## RECORD LIST

§ §

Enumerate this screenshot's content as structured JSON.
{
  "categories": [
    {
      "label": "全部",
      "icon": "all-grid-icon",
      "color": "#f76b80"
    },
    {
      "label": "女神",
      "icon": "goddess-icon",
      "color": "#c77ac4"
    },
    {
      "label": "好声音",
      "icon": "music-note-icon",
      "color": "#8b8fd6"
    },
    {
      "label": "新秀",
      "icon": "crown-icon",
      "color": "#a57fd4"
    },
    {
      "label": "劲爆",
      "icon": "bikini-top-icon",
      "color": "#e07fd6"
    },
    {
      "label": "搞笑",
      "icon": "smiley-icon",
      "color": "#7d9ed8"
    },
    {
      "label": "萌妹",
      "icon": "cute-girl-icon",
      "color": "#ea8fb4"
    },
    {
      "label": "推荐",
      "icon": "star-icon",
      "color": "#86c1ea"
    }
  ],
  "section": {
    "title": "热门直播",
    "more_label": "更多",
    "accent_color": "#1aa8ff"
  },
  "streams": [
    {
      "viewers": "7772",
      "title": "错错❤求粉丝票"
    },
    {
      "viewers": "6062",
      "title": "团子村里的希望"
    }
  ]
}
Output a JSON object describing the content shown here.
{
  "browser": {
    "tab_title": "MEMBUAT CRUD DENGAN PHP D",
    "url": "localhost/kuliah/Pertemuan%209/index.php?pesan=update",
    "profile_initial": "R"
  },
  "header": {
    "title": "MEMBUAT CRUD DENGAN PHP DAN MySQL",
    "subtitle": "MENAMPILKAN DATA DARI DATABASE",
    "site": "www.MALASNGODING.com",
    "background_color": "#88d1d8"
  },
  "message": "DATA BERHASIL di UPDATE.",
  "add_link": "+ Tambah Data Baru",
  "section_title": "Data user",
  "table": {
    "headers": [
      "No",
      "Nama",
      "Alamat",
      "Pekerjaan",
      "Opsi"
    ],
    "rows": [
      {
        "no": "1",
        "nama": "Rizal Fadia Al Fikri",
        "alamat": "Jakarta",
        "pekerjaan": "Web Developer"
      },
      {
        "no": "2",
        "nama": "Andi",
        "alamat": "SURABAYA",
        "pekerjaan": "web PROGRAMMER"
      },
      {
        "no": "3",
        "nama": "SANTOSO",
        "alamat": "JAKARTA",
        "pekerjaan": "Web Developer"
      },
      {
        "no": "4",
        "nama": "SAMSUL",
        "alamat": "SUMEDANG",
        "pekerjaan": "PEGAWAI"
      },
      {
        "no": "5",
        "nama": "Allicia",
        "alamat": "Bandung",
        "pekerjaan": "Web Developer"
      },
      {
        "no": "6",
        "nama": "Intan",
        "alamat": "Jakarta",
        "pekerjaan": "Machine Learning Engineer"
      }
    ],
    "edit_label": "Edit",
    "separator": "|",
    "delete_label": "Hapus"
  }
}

§ §

Using the material above, count the lines containing the word "JSON". Reply with the number alone.

## ANSWER BELOW
2